Your task: Check each line of the material below, and copy it if it holds the string "matematicii".

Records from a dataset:
========================================================================

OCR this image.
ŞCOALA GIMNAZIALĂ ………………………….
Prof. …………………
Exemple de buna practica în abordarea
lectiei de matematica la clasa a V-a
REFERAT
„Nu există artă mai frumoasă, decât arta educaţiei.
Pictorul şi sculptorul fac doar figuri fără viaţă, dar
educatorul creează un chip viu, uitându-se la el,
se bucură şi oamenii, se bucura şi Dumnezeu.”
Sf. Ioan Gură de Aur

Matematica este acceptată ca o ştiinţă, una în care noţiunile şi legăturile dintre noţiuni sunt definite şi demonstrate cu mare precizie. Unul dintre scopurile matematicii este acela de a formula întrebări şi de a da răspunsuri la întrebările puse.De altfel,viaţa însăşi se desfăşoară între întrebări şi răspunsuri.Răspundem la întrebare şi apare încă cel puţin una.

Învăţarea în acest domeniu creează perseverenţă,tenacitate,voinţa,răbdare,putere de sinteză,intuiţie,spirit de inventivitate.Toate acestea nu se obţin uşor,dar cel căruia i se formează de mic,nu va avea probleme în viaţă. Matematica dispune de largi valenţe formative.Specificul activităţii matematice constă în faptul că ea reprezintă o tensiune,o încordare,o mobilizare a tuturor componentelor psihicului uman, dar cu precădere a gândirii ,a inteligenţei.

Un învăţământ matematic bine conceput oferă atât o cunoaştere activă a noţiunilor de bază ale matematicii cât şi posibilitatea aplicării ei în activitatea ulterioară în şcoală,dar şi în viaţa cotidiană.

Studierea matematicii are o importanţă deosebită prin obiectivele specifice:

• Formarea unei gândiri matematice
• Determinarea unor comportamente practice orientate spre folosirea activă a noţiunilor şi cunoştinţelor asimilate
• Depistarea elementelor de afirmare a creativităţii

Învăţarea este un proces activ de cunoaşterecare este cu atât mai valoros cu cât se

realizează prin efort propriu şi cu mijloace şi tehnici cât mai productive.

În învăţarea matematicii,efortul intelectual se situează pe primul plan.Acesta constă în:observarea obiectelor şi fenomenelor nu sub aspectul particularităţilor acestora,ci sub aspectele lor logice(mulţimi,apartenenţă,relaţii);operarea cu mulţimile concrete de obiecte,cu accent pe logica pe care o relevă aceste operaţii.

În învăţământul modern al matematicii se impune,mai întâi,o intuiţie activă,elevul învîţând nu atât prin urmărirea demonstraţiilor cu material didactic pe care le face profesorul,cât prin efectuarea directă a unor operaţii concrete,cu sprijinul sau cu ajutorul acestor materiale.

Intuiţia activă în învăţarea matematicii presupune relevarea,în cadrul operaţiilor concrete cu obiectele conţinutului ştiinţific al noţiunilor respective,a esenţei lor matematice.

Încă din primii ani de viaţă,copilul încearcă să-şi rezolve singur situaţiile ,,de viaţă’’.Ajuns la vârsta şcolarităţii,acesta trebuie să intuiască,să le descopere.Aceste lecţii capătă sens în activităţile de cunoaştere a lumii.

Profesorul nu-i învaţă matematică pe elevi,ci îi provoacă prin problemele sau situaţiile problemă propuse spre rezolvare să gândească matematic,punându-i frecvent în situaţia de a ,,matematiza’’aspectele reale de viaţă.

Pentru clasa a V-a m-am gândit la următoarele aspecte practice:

========================================================================

Written response:
Matematica este acceptată ca o ştiinţă, una în care noţiunile şi legăturile dintre noţiuni sunt definite şi demonstrate cu mare precizie. Unul dintre scopurile matematicii este acela de a formula întrebări şi de a da răspunsuri la întrebările puse.De altfel,viaţa însăşi se desfăşoară între întrebări şi răspunsuri.Răspundem la întrebare şi apare încă cel puţin una.
Un învăţământ matematic bine conceput oferă atât o cunoaştere activă a noţiunilor de bază ale matematicii cât şi posibilitatea aplicării ei în activitatea ulterioară în şcoală,dar şi în viaţa cotidiană.
Studierea matematicii are o importanţă deosebită prin obiectivele specifice:
În învăţarea matematicii,efortul intelectual se situează pe primul plan.Acesta constă în:observarea obiectelor şi fenomenelor nu sub aspectul particularităţilor acestora,ci sub aspectele lor logice(mulţimi,apartenenţă,relaţii);operarea cu mulţimile concrete de obiecte,cu accent pe logica pe care o relevă aceste operaţii.
În învăţământul modern al matematicii se impune,mai întâi,o intuiţie activă,elevul învîţând nu atât prin urmărirea demonstraţiilor cu material didactic pe care le face profesorul,cât prin efectuarea directă a unor operaţii concrete,cu sprijinul sau cu ajutorul acestor materiale.
Intuiţia activă în învăţarea matematicii presupune relevarea,în cadrul operaţiilor concrete cu obiectele conţinutului ştiinţific al noţiunilor respective,a esenţei lor matematice.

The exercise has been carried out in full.